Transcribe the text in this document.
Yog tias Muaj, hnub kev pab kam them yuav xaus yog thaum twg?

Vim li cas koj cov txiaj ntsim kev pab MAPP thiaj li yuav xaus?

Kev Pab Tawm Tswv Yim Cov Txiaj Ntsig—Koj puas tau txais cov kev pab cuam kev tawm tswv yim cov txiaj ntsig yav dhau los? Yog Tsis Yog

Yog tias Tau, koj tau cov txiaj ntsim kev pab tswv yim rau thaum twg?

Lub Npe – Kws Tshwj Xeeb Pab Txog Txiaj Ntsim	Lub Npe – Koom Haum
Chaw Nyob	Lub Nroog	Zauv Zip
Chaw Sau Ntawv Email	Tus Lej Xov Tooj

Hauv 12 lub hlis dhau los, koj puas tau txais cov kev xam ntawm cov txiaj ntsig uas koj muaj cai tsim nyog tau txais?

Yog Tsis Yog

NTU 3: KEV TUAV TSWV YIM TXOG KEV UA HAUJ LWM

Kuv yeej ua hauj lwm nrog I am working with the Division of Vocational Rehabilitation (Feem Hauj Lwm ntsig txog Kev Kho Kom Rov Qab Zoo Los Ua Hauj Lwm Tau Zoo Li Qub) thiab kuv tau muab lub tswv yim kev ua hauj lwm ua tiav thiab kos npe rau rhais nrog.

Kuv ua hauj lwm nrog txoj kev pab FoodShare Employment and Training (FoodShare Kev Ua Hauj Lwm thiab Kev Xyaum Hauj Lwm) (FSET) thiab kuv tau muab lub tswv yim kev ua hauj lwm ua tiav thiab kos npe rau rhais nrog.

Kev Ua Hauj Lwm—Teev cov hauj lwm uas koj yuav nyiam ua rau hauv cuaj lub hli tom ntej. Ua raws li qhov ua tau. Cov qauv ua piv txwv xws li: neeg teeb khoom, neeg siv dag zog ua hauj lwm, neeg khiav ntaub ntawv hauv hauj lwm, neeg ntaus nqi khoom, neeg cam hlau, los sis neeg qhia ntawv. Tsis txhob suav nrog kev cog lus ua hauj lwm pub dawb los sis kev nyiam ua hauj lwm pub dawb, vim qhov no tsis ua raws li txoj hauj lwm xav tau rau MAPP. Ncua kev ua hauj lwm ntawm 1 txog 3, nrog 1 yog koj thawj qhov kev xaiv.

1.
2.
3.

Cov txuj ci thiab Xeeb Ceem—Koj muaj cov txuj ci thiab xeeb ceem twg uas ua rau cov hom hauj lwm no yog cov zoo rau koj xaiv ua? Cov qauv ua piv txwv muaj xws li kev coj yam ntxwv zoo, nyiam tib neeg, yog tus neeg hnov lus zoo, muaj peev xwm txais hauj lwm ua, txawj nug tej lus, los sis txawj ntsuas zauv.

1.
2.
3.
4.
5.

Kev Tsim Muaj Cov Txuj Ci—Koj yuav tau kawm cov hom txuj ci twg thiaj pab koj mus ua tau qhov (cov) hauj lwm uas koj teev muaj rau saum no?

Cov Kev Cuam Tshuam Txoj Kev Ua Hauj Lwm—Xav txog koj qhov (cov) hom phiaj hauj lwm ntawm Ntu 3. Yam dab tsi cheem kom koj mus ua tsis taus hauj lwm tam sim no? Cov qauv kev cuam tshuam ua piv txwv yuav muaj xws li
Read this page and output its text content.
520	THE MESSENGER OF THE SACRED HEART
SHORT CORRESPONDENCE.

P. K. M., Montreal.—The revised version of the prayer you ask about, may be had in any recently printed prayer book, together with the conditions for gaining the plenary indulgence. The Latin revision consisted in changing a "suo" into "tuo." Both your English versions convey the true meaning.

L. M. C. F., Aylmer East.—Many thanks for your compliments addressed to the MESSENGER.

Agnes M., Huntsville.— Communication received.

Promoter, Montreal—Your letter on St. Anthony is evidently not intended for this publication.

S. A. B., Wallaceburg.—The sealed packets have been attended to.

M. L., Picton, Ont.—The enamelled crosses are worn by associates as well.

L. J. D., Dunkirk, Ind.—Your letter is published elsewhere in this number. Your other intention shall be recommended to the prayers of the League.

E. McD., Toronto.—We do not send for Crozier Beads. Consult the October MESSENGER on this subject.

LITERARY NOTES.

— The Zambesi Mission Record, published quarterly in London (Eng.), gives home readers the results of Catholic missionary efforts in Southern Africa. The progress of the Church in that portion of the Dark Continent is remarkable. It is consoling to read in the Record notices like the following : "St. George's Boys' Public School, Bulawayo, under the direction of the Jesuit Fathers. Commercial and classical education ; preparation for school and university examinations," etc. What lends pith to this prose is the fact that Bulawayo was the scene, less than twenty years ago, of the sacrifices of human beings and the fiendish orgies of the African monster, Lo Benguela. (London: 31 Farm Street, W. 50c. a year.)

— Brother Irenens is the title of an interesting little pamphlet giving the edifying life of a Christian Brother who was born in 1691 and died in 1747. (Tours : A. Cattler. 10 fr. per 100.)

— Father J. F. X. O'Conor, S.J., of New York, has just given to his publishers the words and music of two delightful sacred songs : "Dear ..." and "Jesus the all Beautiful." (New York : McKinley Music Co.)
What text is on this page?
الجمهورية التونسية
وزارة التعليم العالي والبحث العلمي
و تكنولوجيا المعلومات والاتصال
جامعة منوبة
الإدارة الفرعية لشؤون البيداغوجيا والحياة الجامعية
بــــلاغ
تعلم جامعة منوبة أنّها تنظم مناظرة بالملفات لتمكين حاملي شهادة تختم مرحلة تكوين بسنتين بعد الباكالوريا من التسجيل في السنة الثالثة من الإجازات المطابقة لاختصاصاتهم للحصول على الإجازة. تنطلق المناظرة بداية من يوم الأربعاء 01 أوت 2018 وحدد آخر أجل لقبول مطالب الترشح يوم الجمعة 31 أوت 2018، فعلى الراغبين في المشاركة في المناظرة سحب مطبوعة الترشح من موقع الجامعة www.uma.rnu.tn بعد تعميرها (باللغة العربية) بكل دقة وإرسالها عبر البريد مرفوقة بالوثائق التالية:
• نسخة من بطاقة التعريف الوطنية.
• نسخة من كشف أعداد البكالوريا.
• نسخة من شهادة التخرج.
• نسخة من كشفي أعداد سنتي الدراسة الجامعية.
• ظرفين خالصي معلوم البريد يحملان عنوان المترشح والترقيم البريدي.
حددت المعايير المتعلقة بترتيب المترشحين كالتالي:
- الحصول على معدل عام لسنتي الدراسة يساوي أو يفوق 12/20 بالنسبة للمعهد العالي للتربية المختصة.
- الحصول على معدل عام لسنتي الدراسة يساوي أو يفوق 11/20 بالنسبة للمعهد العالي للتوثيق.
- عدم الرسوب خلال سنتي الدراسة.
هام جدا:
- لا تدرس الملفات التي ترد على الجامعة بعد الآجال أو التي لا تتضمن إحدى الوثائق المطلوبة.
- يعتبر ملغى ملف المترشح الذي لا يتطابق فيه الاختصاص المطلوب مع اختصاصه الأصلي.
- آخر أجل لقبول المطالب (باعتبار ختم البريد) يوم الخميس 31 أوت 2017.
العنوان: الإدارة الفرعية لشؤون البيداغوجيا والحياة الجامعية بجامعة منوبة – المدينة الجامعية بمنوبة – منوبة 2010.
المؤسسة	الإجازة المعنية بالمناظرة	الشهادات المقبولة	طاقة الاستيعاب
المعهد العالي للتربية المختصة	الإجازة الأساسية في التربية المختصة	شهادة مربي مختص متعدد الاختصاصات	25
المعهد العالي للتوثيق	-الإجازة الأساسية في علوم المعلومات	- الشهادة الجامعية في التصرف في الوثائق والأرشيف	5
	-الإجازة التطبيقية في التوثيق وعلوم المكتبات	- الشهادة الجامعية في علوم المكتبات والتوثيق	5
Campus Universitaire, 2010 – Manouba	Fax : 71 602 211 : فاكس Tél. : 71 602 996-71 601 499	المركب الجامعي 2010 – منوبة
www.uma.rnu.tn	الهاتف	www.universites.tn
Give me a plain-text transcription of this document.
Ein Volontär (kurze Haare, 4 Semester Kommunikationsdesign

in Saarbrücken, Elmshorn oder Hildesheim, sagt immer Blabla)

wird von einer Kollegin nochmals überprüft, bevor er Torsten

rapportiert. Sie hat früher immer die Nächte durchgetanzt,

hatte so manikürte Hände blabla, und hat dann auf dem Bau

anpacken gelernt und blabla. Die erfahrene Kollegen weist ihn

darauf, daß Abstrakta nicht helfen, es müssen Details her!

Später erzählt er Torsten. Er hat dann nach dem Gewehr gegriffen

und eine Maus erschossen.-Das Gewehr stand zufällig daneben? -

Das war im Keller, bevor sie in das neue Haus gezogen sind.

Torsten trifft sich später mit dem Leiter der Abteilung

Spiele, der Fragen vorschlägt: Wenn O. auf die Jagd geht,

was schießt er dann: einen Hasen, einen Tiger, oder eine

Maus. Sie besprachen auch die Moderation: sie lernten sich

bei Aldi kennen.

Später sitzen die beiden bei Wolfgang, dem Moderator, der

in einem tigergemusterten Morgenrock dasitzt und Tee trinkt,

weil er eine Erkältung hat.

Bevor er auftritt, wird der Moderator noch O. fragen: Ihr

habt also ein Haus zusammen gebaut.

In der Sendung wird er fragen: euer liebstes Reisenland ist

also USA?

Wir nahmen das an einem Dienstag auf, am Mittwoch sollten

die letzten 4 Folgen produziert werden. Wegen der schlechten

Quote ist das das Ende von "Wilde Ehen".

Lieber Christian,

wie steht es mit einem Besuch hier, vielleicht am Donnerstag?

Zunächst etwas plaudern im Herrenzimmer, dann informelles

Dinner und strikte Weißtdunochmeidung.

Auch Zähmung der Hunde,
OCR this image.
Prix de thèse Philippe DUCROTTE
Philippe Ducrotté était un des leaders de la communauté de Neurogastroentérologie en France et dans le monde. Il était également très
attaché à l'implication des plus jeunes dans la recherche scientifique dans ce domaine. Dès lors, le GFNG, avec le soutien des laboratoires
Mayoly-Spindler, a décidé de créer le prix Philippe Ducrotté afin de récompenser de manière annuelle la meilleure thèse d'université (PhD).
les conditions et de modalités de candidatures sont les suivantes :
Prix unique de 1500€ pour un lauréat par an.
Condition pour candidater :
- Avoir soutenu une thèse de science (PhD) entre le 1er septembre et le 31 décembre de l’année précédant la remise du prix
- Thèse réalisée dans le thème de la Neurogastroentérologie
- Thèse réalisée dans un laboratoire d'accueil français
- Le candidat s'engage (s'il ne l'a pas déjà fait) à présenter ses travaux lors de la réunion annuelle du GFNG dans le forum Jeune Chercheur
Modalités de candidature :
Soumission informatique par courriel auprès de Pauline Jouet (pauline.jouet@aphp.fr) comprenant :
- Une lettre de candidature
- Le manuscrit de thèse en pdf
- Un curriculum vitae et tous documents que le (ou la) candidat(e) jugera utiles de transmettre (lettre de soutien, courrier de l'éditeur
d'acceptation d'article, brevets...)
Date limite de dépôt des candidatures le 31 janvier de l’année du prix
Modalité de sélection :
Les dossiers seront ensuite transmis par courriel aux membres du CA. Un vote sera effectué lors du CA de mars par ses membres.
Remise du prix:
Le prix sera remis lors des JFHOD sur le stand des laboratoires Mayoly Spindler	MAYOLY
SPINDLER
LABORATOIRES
-------------------------
**REQUIRED WORK**. Starting at the line that contains "OCR this image.", copy each line exactly through the end of the listing above. Include that first line and the last one, and add nothing.

**FULL OUTPUT**.
OCR this image.
Prix de thèse Philippe DUCROTTE
Philippe Ducrotté était un des leaders de la communauté de Neurogastroentérologie en France et dans le monde. Il était également très
attaché à l'implication des plus jeunes dans la recherche scientifique dans ce domaine. Dès lors, le GFNG, avec le soutien des laboratoires
Mayoly-Spindler, a décidé de créer le prix Philippe Ducrotté afin de récompenser de manière annuelle la meilleure thèse d'université (PhD).
les conditions et de modalités de candidatures sont les suivantes :
Prix unique de 1500€ pour un lauréat par an.
Condition pour candidater :
- Avoir soutenu une thèse de science (PhD) entre le 1er septembre et le 31 décembre de l’année précédant la remise du prix
- Thèse réalisée dans le thème de la Neurogastroentérologie
- Thèse réalisée dans un laboratoire d'accueil français
- Le candidat s'engage (s'il ne l'a pas déjà fait) à présenter ses travaux lors de la réunion annuelle du GFNG dans le forum Jeune Chercheur
Modalités de candidature :
Soumission informatique par courriel auprès de Pauline Jouet (pauline.jouet@aphp.fr) comprenant :
- Une lettre de candidature
- Le manuscrit de thèse en pdf
- Un curriculum vitae et tous documents que le (ou la) candidat(e) jugera utiles de transmettre (lettre de soutien, courrier de l'éditeur
d'acceptation d'article, brevets...)
Date limite de dépôt des candidatures le 31 janvier de l’année du prix
Modalité de sélection :
Les dossiers seront ensuite transmis par courriel aux membres du CA. Un vote sera effectué lors du CA de mars par ses membres.
Remise du prix:
Le prix sera remis lors des JFHOD sur le stand des laboratoires Mayoly Spindler	MAYOLY
SPINDLER
LABORATOIRES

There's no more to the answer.